Figure record listings =
--

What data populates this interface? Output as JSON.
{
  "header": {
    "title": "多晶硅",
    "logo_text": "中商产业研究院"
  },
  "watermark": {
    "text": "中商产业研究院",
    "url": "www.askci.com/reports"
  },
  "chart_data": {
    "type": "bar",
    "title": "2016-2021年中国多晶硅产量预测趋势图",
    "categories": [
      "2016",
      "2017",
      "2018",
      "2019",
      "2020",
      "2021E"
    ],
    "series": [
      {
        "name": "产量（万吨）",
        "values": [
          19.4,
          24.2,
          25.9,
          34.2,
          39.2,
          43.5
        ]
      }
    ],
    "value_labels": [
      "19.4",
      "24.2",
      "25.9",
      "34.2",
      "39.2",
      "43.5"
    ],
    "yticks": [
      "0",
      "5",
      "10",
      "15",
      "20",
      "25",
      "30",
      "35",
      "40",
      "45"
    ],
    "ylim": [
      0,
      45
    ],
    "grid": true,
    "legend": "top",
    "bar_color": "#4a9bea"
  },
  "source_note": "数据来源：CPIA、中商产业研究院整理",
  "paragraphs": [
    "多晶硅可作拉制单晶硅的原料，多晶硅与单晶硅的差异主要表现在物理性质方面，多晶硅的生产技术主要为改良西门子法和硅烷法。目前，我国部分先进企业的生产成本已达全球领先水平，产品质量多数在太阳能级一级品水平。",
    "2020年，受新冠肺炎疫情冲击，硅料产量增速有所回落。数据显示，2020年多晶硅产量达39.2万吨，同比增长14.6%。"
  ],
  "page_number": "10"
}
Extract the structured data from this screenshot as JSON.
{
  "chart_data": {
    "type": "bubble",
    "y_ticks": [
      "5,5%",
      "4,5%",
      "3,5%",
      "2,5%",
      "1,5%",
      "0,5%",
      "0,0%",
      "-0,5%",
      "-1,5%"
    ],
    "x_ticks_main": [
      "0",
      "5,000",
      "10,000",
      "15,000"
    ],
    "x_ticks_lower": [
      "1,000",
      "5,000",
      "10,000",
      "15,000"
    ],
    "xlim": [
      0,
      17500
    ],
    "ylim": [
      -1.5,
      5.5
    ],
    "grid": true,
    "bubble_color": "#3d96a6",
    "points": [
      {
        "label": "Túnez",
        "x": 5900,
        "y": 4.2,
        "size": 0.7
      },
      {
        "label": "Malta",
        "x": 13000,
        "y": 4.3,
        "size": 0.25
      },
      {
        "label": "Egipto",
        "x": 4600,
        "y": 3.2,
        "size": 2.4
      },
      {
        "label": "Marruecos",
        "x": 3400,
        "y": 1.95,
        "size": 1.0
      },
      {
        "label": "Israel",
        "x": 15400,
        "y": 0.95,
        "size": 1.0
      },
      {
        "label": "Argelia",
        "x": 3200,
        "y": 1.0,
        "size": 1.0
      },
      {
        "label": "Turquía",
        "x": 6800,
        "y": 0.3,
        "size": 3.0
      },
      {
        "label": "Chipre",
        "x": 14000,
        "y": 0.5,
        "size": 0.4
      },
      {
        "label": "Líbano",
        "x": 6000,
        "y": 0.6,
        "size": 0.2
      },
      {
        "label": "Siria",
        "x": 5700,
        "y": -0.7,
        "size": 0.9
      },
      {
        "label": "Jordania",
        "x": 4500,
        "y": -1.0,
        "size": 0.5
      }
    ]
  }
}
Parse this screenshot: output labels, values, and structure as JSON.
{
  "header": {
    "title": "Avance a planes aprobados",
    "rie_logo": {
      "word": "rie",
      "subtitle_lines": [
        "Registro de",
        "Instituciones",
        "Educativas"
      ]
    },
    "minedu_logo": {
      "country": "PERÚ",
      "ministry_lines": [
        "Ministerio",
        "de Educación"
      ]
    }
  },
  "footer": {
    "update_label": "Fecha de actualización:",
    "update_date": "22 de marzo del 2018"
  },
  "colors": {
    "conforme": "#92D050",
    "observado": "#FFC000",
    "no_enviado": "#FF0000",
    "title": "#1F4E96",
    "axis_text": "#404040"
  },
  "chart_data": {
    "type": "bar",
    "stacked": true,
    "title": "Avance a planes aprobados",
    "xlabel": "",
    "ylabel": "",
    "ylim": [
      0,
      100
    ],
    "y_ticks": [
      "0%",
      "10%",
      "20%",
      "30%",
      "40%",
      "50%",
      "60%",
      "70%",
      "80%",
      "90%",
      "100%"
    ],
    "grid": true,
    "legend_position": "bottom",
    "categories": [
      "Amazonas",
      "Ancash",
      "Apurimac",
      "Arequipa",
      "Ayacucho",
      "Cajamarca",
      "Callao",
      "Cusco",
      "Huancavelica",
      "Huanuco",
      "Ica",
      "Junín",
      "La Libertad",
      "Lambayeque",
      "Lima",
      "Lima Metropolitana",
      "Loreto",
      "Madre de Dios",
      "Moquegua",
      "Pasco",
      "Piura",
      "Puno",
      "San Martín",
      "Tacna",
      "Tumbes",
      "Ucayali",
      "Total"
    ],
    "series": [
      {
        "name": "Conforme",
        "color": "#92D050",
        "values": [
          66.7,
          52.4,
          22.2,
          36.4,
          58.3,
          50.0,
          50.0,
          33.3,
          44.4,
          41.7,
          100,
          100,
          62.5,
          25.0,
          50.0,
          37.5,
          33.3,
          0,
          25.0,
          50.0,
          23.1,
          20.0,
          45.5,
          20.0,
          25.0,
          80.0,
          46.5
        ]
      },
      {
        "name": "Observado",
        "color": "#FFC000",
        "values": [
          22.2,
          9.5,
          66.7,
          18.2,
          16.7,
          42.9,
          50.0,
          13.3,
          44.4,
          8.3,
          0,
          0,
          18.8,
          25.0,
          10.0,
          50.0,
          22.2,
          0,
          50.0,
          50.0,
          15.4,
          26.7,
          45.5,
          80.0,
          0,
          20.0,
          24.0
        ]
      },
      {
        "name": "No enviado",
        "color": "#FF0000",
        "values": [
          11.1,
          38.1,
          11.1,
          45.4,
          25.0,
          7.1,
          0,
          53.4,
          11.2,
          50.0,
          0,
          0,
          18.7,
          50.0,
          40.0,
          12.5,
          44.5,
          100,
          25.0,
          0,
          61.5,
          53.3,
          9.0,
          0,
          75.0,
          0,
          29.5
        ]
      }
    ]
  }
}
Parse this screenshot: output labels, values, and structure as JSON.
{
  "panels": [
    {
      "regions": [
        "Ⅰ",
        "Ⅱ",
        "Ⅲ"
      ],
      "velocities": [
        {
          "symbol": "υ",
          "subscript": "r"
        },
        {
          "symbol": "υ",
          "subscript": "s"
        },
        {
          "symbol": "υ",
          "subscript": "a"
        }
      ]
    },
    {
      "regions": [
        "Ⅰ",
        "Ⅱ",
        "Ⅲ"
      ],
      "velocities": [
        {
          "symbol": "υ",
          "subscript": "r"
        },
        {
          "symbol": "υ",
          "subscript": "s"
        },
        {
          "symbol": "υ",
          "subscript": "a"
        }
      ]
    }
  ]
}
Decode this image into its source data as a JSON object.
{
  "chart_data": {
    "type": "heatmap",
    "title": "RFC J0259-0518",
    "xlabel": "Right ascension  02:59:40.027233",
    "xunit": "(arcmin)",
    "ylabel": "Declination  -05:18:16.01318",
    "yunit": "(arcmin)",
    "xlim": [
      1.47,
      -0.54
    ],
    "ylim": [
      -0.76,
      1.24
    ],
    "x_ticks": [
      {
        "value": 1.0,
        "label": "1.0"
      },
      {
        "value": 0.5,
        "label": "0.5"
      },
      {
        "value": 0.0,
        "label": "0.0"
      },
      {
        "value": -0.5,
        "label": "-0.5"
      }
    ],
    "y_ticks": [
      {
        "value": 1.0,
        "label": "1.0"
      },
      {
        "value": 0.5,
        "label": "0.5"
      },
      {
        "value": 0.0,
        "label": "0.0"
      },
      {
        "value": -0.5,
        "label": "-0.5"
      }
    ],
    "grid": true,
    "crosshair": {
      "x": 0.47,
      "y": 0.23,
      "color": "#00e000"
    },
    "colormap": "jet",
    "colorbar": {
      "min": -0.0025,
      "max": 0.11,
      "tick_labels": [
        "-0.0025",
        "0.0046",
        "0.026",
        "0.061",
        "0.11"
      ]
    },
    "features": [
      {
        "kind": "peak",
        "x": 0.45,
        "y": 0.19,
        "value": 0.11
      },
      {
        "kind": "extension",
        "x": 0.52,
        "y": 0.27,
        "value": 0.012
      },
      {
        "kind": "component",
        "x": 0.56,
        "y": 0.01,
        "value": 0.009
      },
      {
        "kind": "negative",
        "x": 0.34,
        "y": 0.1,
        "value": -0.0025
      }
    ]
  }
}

--

Work instructions = What number of lines in the records contain the word "this"? Answer with that number alone.

Exercise result = 5